_Exercise input_

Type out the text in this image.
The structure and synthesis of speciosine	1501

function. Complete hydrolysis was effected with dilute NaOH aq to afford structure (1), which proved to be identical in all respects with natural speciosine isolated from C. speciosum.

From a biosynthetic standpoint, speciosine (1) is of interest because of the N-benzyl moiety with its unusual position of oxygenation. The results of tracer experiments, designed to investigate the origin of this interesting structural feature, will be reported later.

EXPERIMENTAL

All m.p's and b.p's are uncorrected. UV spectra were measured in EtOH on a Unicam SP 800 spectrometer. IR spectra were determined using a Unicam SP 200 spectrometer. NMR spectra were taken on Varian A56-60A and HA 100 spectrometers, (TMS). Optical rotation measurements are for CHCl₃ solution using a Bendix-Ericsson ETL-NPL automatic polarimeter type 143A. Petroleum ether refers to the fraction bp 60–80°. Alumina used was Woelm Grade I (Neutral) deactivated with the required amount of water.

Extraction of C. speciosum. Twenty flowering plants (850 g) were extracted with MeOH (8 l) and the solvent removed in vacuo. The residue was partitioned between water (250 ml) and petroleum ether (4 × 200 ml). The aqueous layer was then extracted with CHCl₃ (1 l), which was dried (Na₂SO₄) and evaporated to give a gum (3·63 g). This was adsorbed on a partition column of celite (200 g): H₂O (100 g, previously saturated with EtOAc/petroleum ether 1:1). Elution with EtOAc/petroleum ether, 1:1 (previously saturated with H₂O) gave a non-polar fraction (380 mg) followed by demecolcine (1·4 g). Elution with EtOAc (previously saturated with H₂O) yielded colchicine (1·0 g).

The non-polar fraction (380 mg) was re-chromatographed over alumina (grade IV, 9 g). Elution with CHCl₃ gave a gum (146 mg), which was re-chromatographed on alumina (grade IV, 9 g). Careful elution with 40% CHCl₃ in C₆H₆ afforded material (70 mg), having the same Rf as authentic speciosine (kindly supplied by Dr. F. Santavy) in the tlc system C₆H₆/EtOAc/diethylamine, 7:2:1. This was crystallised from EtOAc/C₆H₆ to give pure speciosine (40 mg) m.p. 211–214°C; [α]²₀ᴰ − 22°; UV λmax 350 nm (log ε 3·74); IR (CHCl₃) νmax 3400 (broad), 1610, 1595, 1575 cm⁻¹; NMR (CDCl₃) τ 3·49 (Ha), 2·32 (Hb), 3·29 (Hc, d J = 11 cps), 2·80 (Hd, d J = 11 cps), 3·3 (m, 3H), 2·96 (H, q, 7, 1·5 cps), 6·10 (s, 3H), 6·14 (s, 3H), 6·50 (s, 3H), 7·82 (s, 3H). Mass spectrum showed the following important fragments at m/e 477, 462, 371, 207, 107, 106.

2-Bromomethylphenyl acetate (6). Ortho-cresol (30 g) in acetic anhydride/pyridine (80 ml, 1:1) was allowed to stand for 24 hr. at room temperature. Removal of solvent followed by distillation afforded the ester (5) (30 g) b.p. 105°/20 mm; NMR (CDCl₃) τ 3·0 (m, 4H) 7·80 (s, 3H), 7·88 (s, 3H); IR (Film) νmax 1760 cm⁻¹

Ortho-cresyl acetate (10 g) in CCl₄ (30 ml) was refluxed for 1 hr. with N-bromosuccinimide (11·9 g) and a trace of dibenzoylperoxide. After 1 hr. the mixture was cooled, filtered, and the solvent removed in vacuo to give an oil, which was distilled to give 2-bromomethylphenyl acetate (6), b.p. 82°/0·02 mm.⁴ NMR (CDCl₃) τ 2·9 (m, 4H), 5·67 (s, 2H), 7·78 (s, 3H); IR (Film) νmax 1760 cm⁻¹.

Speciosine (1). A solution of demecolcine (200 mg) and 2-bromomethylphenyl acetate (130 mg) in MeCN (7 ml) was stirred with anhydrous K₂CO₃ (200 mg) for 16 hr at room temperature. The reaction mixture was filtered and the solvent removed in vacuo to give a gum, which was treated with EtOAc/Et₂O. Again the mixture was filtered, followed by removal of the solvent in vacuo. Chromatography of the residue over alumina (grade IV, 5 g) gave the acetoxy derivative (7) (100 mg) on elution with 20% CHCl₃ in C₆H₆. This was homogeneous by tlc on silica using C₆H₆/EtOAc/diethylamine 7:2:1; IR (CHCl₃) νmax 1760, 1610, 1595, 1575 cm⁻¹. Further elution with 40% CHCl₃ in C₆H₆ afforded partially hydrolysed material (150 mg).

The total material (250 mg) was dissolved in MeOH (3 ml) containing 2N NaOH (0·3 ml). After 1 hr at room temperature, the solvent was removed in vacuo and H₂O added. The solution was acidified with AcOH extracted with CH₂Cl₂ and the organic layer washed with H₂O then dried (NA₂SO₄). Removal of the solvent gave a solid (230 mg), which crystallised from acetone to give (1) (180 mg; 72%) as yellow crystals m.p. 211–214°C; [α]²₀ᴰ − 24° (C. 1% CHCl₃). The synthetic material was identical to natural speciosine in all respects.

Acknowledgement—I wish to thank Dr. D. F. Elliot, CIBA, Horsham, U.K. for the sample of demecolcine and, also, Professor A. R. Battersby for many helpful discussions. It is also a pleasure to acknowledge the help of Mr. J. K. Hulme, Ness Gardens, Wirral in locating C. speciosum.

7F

_Work to do_
Repeat all entries. Match them exactly.

_Correct response_
Type out the text in this image.
The structure and synthesis of speciosine	1501

function. Complete hydrolysis was effected with dilute NaOH aq to afford structure (1), which proved to be identical in all respects with natural speciosine isolated from C. speciosum.

From a biosynthetic standpoint, speciosine (1) is of interest because of the N-benzyl moiety with its unusual position of oxygenation. The results of tracer experiments, designed to investigate the origin of this interesting structural feature, will be reported later.

EXPERIMENTAL

All m.p's and b.p's are uncorrected. UV spectra were measured in EtOH on a Unicam SP 800 spectrometer. IR spectra were determined using a Unicam SP 200 spectrometer. NMR spectra were taken on Varian A56-60A and HA 100 spectrometers, (TMS). Optical rotation measurements are for CHCl₃ solution using a Bendix-Ericsson ETL-NPL automatic polarimeter type 143A. Petroleum ether refers to the fraction bp 60–80°. Alumina used was Woelm Grade I (Neutral) deactivated with the required amount of water.

Extraction of C. speciosum. Twenty flowering plants (850 g) were extracted with MeOH (8 l) and the solvent removed in vacuo. The residue was partitioned between water (250 ml) and petroleum ether (4 × 200 ml). The aqueous layer was then extracted with CHCl₃ (1 l), which was dried (Na₂SO₄) and evaporated to give a gum (3·63 g). This was adsorbed on a partition column of celite (200 g): H₂O (100 g, previously saturated with EtOAc/petroleum ether 1:1). Elution with EtOAc/petroleum ether, 1:1 (previously saturated with H₂O) gave a non-polar fraction (380 mg) followed by demecolcine (1·4 g). Elution with EtOAc (previously saturated with H₂O) yielded colchicine (1·0 g).

The non-polar fraction (380 mg) was re-chromatographed over alumina (grade IV, 9 g). Elution with CHCl₃ gave a gum (146 mg), which was re-chromatographed on alumina (grade IV, 9 g). Careful elution with 40% CHCl₃ in C₆H₆ afforded material (70 mg), having the same Rf as authentic speciosine (kindly supplied by Dr. F. Santavy) in the tlc system C₆H₆/EtOAc/diethylamine, 7:2:1. This was crystallised from EtOAc/C₆H₆ to give pure speciosine (40 mg) m.p. 211–214°C; [α]²₀ᴰ − 22°; UV λmax 350 nm (log ε 3·74); IR (CHCl₃) νmax 3400 (broad), 1610, 1595, 1575 cm⁻¹; NMR (CDCl₃) τ 3·49 (Ha), 2·32 (Hb), 3·29 (Hc, d J = 11 cps), 2·80 (Hd, d J = 11 cps), 3·3 (m, 3H), 2·96 (H, q, 7, 1·5 cps), 6·10 (s, 3H), 6·14 (s, 3H), 6·50 (s, 3H), 7·82 (s, 3H). Mass spectrum showed the following important fragments at m/e 477, 462, 371, 207, 107, 106.

2-Bromomethylphenyl acetate (6). Ortho-cresol (30 g) in acetic anhydride/pyridine (80 ml, 1:1) was allowed to stand for 24 hr. at room temperature. Removal of solvent followed by distillation afforded the ester (5) (30 g) b.p. 105°/20 mm; NMR (CDCl₃) τ 3·0 (m, 4H) 7·80 (s, 3H), 7·88 (s, 3H); IR (Film) νmax 1760 cm⁻¹

Ortho-cresyl acetate (10 g) in CCl₄ (30 ml) was refluxed for 1 hr. with N-bromosuccinimide (11·9 g) and a trace of dibenzoylperoxide. After 1 hr. the mixture was cooled, filtered, and the solvent removed in vacuo to give an oil, which was distilled to give 2-bromomethylphenyl acetate (6), b.p. 82°/0·02 mm.⁴ NMR (CDCl₃) τ 2·9 (m, 4H), 5·67 (s, 2H), 7·78 (s, 3H); IR (Film) νmax 1760 cm⁻¹.

Speciosine (1). A solution of demecolcine (200 mg) and 2-bromomethylphenyl acetate (130 mg) in MeCN (7 ml) was stirred with anhydrous K₂CO₃ (200 mg) for 16 hr at room temperature. The reaction mixture was filtered and the solvent removed in vacuo to give a gum, which was treated with EtOAc/Et₂O. Again the mixture was filtered, followed by removal of the solvent in vacuo. Chromatography of the residue over alumina (grade IV, 5 g) gave the acetoxy derivative (7) (100 mg) on elution with 20% CHCl₃ in C₆H₆. This was homogeneous by tlc on silica using C₆H₆/EtOAc/diethylamine 7:2:1; IR (CHCl₃) νmax 1760, 1610, 1595, 1575 cm⁻¹. Further elution with 40% CHCl₃ in C₆H₆ afforded partially hydrolysed material (150 mg).

The total material (250 mg) was dissolved in MeOH (3 ml) containing 2N NaOH (0·3 ml). After 1 hr at room temperature, the solvent was removed in vacuo and H₂O added. The solution was acidified with AcOH extracted with CH₂Cl₂ and the organic layer washed with H₂O then dried (NA₂SO₄). Removal of the solvent gave a solid (230 mg), which crystallised from acetone to give (1) (180 mg; 72%) as yellow crystals m.p. 211–214°C; [α]²₀ᴰ − 24° (C. 1% CHCl₃). The synthetic material was identical to natural speciosine in all respects.

Acknowledgement—I wish to thank Dr. D. F. Elliot, CIBA, Horsham, U.K. for the sample of demecolcine and, also, Professor A. R. Battersby for many helpful discussions. It is also a pleasure to acknowledge the help of Mr. J. K. Hulme, Ness Gardens, Wirral in locating C. speciosum.

7F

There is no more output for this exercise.